**Task description:**
Filter these entries so that only lines with the word "success" remain.

**Provided information:**
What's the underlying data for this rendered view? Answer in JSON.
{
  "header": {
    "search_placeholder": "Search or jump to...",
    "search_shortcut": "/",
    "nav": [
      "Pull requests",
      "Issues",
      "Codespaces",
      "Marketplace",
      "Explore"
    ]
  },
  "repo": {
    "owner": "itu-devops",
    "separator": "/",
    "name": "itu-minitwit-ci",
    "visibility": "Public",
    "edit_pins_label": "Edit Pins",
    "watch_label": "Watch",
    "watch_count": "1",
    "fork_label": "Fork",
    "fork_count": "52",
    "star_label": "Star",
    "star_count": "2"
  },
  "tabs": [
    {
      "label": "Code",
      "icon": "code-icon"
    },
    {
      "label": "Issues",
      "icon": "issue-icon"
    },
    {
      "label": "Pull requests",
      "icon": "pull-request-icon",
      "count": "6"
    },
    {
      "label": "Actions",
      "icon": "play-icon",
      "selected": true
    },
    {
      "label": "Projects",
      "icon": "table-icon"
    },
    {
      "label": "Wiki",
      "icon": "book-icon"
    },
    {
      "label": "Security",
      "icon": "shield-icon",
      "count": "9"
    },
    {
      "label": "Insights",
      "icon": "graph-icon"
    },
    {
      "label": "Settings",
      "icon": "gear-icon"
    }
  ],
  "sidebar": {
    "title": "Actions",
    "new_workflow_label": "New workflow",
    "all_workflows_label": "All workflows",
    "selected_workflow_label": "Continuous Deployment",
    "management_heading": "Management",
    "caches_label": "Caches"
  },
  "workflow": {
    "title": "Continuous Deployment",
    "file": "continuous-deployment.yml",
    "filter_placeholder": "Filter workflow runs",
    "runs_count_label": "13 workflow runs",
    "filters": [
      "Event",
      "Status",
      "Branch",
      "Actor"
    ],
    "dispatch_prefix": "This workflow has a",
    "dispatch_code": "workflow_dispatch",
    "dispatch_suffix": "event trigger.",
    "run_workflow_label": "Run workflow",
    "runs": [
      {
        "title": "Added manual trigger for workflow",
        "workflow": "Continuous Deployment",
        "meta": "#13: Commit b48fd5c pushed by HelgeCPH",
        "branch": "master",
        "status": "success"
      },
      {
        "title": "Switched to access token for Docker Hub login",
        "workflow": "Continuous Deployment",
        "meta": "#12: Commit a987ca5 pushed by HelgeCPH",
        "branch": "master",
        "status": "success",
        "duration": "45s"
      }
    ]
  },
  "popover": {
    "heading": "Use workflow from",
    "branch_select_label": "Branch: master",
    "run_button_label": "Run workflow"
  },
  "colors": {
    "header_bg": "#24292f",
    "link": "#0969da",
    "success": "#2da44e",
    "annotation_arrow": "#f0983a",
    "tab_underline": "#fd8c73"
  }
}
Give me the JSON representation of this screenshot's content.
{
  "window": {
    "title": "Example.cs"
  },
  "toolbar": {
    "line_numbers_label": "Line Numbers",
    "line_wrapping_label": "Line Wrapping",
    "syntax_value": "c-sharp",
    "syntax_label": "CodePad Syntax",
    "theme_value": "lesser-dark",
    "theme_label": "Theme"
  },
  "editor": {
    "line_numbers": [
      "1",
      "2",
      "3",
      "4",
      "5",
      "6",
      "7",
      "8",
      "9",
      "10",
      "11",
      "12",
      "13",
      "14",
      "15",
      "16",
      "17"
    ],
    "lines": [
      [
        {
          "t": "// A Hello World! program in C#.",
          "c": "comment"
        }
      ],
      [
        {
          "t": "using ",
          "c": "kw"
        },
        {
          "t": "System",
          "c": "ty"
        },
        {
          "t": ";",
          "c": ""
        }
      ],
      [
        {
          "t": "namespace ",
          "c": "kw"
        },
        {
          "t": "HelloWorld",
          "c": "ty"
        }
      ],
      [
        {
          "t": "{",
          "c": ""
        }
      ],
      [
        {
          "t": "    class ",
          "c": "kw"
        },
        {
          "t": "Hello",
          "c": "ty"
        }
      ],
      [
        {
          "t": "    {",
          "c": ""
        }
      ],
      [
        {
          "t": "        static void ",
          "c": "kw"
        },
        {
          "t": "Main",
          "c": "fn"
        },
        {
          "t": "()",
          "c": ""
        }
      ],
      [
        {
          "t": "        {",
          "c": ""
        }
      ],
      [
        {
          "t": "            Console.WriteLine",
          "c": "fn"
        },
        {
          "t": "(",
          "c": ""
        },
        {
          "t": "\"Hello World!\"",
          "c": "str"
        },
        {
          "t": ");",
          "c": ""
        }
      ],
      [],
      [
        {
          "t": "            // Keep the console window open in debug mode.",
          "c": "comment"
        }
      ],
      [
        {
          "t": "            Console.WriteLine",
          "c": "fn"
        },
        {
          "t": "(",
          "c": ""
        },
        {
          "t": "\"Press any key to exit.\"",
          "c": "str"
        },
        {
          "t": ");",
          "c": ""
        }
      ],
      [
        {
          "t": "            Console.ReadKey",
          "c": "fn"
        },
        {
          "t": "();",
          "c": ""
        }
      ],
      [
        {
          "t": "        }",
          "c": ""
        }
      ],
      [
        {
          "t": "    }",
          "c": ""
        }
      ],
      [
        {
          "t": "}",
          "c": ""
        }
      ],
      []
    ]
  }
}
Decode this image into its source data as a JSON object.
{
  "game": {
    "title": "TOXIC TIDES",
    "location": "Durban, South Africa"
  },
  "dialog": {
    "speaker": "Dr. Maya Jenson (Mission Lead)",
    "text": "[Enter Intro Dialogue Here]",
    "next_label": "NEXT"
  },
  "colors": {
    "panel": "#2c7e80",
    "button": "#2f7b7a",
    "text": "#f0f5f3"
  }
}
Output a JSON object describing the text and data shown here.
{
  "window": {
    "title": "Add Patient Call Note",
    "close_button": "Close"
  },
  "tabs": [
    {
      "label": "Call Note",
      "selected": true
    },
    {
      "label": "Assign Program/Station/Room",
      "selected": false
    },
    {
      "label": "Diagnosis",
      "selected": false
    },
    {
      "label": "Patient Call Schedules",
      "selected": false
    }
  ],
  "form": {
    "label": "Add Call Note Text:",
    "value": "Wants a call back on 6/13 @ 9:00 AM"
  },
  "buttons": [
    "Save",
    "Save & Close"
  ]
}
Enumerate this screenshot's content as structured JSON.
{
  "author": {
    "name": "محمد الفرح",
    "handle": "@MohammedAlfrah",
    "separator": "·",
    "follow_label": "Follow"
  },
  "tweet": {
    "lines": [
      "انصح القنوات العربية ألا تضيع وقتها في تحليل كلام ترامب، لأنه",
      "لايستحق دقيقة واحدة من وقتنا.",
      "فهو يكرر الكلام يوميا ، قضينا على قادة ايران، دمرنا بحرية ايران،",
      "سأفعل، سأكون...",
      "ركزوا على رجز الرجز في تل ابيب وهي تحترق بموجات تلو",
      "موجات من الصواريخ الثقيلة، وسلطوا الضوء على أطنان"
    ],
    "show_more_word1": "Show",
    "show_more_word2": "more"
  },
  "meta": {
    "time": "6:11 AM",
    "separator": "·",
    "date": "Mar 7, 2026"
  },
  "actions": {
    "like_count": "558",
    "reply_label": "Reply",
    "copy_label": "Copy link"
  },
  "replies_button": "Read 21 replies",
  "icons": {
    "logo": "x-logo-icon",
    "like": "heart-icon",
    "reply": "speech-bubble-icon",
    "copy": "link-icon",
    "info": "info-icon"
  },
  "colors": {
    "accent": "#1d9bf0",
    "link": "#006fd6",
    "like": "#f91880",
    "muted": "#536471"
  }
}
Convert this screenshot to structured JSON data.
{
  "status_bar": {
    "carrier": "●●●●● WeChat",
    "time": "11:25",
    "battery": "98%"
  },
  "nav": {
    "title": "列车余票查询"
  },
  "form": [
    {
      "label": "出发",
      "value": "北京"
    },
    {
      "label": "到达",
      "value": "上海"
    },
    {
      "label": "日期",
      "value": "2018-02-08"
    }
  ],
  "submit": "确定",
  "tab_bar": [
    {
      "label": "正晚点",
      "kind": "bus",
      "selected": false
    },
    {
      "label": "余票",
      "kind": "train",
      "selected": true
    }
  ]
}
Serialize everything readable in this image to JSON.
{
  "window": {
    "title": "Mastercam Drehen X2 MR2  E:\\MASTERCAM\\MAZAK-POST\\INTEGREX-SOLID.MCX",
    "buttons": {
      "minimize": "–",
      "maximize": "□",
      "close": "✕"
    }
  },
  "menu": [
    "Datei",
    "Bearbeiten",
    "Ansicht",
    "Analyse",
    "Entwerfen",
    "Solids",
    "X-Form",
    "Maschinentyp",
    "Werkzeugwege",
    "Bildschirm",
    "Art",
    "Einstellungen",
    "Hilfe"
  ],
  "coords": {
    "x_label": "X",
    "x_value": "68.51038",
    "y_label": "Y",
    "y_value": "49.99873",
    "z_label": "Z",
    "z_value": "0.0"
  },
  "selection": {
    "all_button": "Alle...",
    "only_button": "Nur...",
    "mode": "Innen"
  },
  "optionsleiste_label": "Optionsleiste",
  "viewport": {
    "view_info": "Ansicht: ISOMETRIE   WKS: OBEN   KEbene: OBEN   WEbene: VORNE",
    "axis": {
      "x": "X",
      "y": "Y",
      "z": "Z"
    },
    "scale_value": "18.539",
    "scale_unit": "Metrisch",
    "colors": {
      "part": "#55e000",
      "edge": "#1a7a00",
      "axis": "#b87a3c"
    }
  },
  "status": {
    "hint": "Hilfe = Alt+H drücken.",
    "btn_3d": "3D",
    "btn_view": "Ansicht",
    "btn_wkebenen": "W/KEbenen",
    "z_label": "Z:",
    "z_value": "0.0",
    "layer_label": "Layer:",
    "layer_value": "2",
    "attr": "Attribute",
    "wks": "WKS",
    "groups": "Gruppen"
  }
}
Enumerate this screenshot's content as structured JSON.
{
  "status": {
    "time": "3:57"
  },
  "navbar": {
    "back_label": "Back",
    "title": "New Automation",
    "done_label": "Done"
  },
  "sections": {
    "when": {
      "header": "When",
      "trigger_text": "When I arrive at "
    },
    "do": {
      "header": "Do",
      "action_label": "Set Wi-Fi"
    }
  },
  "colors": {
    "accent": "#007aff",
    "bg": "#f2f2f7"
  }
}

**Result:**
        "status": "success"
        "status": "success",
    "success": "#2da44e",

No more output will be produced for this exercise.